**Exercise prompt:** Lines containing the string "invested" are to be counted; report the number and nothing more.

**Source data:**
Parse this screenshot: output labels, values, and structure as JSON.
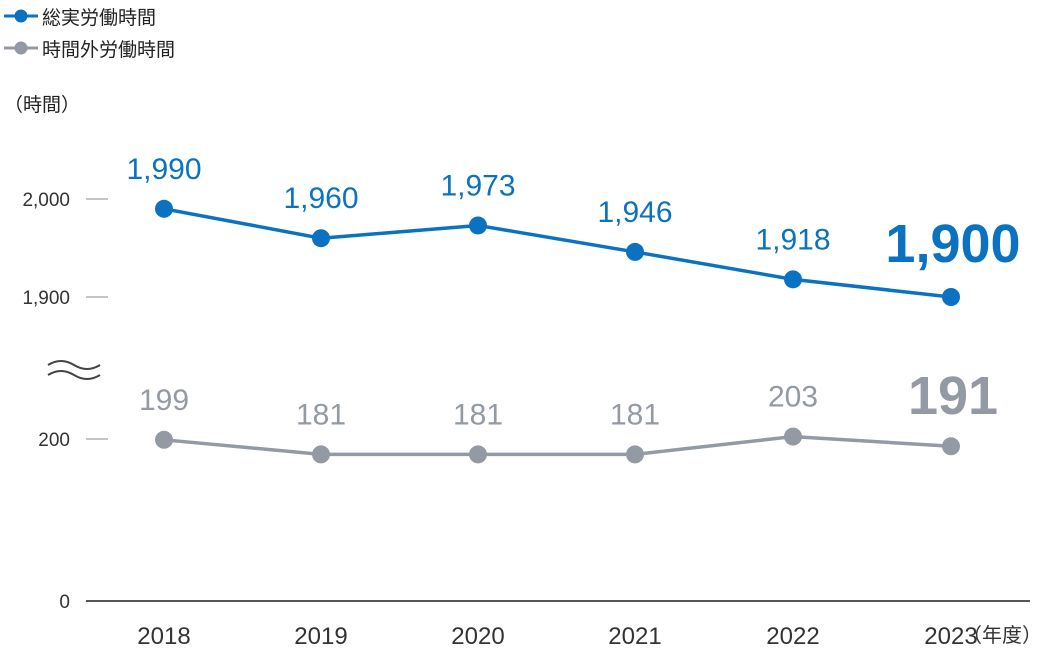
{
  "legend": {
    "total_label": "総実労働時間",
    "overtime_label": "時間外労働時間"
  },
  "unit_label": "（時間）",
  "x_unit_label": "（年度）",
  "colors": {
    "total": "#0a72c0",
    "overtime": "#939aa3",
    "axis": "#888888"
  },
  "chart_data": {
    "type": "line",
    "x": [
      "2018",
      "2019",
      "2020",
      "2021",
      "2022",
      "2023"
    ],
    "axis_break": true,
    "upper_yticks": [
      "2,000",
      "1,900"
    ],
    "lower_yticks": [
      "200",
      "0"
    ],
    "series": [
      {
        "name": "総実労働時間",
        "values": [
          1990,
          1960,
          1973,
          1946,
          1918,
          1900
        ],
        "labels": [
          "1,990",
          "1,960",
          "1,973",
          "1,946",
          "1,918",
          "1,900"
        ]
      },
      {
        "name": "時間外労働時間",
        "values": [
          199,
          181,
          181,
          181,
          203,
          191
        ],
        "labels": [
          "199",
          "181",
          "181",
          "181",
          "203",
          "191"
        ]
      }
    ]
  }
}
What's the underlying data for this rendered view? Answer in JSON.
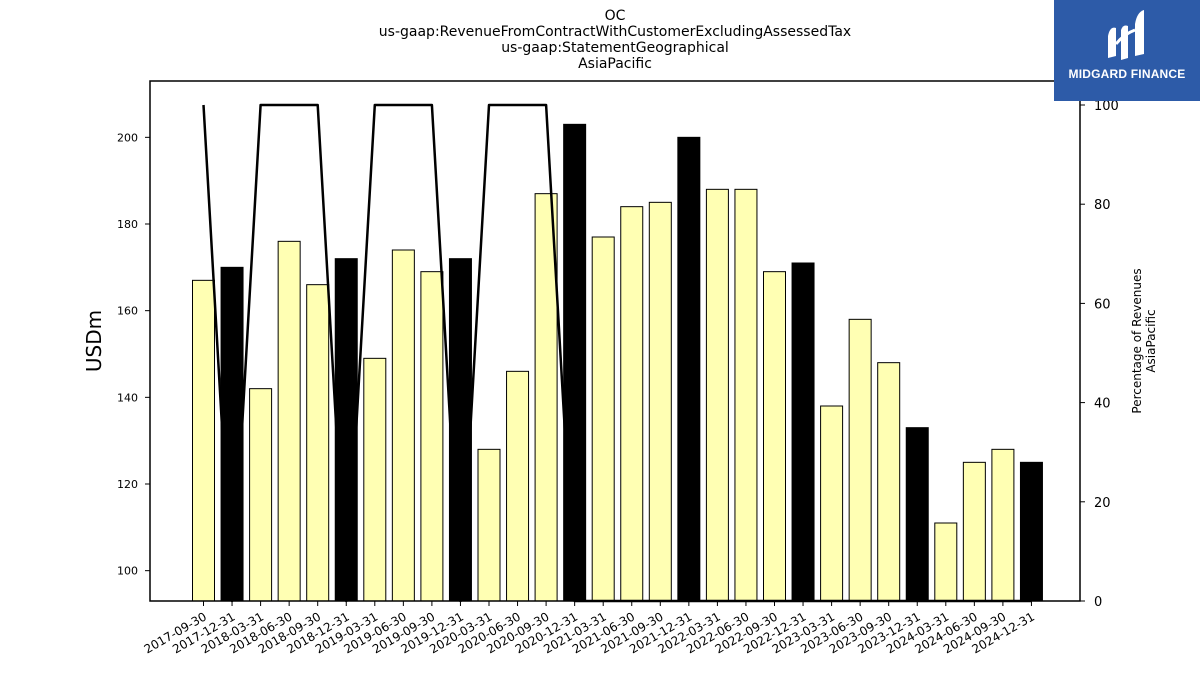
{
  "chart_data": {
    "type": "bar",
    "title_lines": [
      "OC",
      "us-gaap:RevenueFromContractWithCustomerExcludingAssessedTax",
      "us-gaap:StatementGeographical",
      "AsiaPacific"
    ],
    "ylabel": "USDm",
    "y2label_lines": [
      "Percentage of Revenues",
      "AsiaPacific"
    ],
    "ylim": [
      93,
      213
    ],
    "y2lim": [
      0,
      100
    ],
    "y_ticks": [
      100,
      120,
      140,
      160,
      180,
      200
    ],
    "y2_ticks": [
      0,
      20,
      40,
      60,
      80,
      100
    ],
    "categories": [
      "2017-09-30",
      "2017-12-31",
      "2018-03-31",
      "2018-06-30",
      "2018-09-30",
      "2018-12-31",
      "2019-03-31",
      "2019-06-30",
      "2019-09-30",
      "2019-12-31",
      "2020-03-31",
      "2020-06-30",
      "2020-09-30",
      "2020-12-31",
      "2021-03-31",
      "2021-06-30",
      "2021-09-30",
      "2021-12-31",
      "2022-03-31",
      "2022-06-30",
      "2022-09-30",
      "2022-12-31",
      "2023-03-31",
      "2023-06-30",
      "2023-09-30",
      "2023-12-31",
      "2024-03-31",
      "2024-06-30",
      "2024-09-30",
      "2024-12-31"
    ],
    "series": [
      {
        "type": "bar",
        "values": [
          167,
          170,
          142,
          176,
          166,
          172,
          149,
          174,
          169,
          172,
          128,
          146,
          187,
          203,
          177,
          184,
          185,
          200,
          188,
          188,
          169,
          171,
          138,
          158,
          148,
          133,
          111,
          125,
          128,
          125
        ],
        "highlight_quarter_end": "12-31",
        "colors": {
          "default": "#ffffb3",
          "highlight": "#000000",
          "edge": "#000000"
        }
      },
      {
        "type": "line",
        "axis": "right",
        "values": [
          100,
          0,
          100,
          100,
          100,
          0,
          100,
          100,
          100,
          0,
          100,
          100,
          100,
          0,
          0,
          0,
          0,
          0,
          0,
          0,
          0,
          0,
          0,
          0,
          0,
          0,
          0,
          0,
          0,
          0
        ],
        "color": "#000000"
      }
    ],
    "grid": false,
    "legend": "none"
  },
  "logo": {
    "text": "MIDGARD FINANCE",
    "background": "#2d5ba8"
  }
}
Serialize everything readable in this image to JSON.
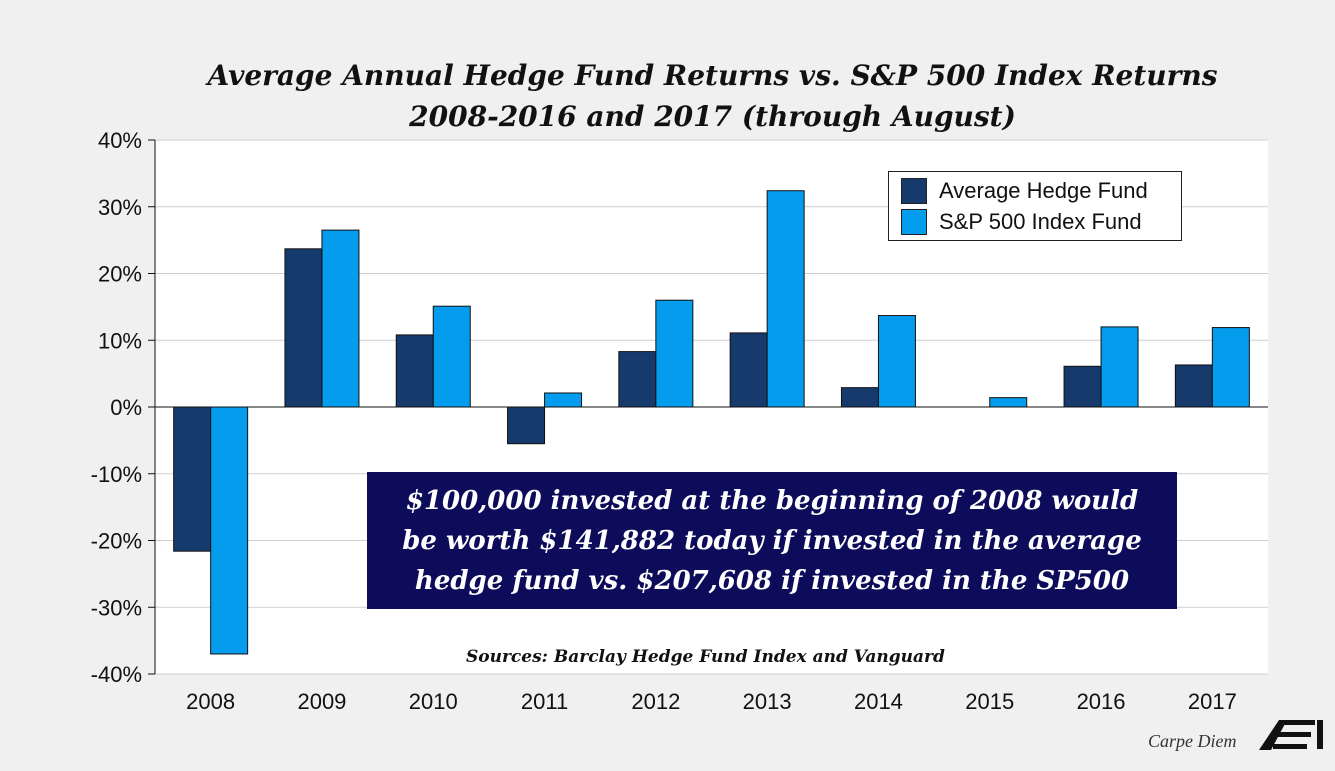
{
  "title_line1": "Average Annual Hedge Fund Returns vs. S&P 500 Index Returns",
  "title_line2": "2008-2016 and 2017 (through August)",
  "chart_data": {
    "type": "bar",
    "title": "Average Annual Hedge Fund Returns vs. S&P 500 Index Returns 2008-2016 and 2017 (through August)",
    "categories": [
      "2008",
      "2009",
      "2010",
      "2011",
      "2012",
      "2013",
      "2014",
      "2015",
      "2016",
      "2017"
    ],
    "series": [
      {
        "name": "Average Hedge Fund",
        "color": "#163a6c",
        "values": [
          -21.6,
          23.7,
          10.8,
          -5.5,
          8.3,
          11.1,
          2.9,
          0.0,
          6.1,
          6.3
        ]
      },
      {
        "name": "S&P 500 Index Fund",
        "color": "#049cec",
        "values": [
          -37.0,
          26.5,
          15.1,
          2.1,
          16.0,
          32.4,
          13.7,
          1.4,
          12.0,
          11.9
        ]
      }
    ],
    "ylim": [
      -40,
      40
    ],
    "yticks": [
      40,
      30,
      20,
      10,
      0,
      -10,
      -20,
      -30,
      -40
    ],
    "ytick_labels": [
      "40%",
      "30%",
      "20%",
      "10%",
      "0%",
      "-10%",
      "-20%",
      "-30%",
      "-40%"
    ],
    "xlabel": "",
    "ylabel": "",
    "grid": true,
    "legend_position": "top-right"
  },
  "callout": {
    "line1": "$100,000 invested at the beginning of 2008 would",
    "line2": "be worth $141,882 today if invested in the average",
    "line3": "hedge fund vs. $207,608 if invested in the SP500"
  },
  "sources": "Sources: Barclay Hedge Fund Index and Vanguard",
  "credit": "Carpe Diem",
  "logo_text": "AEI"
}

--

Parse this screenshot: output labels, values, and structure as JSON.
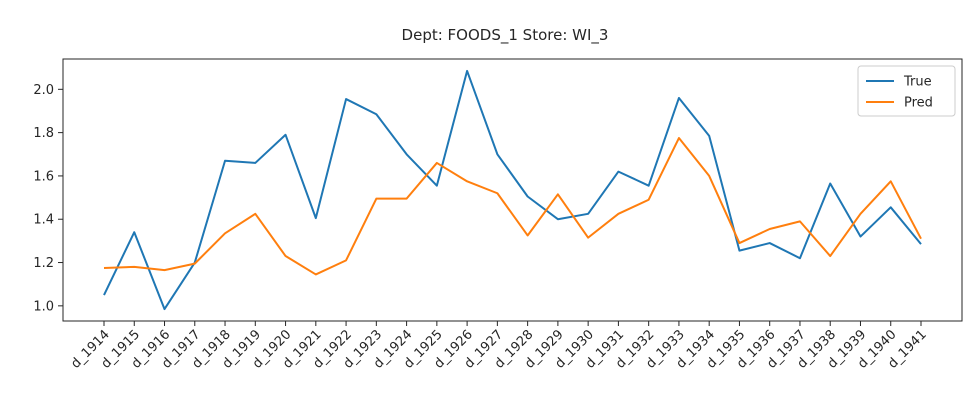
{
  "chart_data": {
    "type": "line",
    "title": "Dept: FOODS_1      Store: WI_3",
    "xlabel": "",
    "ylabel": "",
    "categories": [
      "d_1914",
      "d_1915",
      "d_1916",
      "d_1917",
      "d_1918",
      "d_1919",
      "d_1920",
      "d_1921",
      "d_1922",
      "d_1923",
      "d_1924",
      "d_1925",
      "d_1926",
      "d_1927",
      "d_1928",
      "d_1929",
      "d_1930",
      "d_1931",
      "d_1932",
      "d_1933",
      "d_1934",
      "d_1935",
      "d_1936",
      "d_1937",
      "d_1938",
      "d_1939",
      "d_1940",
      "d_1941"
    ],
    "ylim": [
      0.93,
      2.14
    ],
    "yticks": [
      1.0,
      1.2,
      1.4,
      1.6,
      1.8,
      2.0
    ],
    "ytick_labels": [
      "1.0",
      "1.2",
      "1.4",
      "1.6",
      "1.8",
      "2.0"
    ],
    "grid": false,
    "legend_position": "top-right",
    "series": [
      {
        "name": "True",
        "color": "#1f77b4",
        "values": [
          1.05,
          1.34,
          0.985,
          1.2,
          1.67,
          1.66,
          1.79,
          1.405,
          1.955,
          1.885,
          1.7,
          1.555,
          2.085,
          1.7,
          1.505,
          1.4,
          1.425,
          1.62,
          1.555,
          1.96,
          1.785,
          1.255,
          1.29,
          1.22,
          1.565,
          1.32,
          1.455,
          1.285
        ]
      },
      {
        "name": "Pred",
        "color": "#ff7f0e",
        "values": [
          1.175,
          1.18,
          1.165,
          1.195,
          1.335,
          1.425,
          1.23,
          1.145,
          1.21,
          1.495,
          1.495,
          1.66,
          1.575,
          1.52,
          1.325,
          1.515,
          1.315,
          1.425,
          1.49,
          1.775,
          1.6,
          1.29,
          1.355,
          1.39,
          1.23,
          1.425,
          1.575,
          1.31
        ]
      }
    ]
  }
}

**Finished exercise:** 3